■ Problem to work on
List, from the lines below, each one with "обязанностей" in it.
BEGIN Records provided
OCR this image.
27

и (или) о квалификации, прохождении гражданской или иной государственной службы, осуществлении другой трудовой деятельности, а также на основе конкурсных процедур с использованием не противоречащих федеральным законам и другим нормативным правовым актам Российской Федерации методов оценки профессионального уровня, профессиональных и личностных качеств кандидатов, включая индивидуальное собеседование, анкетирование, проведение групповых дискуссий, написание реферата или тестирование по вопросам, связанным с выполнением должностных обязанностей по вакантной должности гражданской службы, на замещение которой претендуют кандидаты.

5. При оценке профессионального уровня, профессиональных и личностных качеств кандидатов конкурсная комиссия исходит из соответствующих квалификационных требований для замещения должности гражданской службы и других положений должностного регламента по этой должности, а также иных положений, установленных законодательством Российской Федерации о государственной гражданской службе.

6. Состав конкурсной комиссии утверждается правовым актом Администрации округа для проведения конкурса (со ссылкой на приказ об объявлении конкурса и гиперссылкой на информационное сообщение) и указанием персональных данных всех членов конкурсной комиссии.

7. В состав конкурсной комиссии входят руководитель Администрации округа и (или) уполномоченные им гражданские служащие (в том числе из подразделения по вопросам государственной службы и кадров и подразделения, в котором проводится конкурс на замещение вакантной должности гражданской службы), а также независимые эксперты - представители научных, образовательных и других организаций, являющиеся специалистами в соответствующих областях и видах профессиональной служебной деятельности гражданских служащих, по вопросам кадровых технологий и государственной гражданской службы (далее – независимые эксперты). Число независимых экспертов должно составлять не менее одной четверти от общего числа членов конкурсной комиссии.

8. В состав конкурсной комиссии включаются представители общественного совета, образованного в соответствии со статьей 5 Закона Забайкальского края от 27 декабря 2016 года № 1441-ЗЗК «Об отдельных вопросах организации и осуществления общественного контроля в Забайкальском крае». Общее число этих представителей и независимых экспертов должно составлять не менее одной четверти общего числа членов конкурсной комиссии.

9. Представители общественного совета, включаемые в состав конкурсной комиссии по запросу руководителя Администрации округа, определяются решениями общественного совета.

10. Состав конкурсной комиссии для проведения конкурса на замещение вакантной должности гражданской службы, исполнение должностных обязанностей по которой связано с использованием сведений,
END Records provided
■ Written answer
и (или) о квалификации, прохождении гражданской или иной государственной службы, осуществлении другой трудовой деятельности, а также на основе конкурсных процедур с использованием не противоречащих федеральным законам и другим нормативным правовым актам Российской Федерации методов оценки профессионального уровня, профессиональных и личностных качеств кандидатов, включая индивидуальное собеседование, анкетирование, проведение групповых дискуссий, написание реферата или тестирование по вопросам, связанным с выполнением должностных обязанностей по вакантной должности гражданской службы, на замещение которой претендуют кандидаты.
10. Состав конкурсной комиссии для проведения конкурса на замещение вакантной должности гражданской службы, исполнение должностных обязанностей по которой связано с использованием сведений,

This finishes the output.